TEXTO APRESENTADO ::
--------------------
BRASÍLIA - O Banco Central determinou ontem a liquidação do Banco Santos, que estava sob intervenção desde novembro do ano passado. Na prática, isso significa que todos os bens da instituição financeira serão vendidos para o pagamento dos credores.
"Tendo em vista o comprometimento da situação econômica-financeira da instituição, a infringência às normas que regem a atividade e, ainda, a inviabilidade de normalização dos negócios da empresa, a existência de passivo a descoberto e a situação demonstrada no relatório do interventor (...) resolve decretar a liqüidação extrajudicial do Banco Santos S.A.", diz a nota do Banco Central.
A liqüidação não tem prazo para acabar e pode demorar anos. As negociações entre o controlador do Banco Santos, Edemar Cid Ferreira, e os credores, o que hoje é improvável, não surtiram efeito, e a única saída que sobrou foi a liqüidação. O rombo estimado da instituição supera R$ 2 bilhões.
--------------------
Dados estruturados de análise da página

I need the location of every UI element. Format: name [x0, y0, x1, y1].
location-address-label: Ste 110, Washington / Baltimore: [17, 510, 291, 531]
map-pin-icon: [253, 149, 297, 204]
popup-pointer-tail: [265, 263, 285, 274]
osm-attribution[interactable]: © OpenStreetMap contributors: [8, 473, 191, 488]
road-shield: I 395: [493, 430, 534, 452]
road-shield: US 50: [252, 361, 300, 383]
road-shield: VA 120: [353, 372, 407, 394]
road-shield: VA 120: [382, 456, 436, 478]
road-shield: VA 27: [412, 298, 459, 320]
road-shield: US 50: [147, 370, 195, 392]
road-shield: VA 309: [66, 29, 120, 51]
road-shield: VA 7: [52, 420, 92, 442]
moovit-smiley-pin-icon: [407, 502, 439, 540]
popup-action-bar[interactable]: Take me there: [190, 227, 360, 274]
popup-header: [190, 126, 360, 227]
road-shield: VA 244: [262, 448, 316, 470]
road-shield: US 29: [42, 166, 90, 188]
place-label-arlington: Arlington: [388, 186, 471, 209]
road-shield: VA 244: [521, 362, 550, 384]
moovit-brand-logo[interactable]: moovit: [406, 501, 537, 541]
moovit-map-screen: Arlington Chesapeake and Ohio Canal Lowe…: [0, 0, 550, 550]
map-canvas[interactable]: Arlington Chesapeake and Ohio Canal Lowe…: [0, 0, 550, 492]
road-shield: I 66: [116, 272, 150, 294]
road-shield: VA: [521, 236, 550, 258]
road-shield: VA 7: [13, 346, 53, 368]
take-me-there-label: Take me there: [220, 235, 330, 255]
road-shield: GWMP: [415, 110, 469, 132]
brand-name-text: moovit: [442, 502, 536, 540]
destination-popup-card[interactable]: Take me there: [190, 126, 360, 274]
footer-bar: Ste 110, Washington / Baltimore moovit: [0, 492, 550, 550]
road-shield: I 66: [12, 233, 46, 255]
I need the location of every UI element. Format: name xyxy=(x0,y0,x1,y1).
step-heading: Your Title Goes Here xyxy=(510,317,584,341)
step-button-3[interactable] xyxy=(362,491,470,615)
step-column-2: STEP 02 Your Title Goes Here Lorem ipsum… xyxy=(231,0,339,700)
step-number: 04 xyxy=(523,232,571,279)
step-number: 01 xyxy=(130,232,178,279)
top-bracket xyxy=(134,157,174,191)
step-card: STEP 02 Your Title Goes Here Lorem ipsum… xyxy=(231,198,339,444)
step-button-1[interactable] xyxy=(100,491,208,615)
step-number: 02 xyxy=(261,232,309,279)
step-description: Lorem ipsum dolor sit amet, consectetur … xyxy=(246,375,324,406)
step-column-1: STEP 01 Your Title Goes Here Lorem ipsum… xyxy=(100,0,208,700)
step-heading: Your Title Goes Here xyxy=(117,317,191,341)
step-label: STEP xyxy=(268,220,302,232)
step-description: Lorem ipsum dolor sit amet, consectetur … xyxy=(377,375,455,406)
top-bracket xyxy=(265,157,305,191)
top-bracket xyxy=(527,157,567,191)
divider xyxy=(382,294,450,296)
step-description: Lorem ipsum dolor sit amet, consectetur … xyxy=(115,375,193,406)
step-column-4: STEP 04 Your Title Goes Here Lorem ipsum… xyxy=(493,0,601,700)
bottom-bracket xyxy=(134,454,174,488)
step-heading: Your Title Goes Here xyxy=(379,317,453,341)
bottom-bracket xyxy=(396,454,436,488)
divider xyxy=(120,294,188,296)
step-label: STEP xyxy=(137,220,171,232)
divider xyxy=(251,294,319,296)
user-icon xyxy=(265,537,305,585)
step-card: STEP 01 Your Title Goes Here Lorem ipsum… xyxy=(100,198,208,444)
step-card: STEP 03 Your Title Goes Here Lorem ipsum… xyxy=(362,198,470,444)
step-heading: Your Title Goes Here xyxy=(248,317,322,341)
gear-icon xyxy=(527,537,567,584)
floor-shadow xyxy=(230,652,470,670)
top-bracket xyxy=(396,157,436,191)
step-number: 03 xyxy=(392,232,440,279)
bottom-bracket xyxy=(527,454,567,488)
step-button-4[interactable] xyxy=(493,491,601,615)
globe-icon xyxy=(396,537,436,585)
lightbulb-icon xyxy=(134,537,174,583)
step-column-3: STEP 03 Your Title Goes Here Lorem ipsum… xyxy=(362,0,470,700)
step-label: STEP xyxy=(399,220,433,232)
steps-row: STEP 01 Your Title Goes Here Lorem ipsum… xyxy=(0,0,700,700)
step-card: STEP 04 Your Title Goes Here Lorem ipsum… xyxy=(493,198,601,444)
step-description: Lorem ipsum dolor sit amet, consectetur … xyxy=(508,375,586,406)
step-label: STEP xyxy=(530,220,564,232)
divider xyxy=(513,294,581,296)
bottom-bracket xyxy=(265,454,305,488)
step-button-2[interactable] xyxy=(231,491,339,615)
--------------------
EXERCÍCIOS ::
1. Responda com base na notícia sobre o Banco Santos:
(a) Desde quando o banco estava sob intervenção?
(b) Quem é o controlador do banco?
(c) Qual é o rombo estimado da instituição?
2. Prossiga a notícia sobre a liquidação do Banco Santos a partir da última frase.

GABARITO ::
1.
(a) Desde novembro do ano passado.
(b) Edemar Cid Ferreira.
(c) Mais de R$ 2 bilhões.

2.
Muitos credores correm o risco de perder tudo. Logo após a intervenção realizada pelo BC no banco, a CVM (Comissão de Valores Mobiliários) determinou que os CDBs da instituição nas carteiras de fundos de investimento fossem registrados a valor zero. Ou seja, viraram pó.
Na média, de acordo com avaliação dos consultores contratados por Edemar, a perda dos credores seria de 50% a 60% caso o banco fosse capitalizado e voltasse a operar. Na liquidação extrajudicial, dizem, a média das perdas seria ainda maior. O liqüidante do Banco Santos será Vanio Cesar Pickler Aguiar, que já era o interventor da instituição.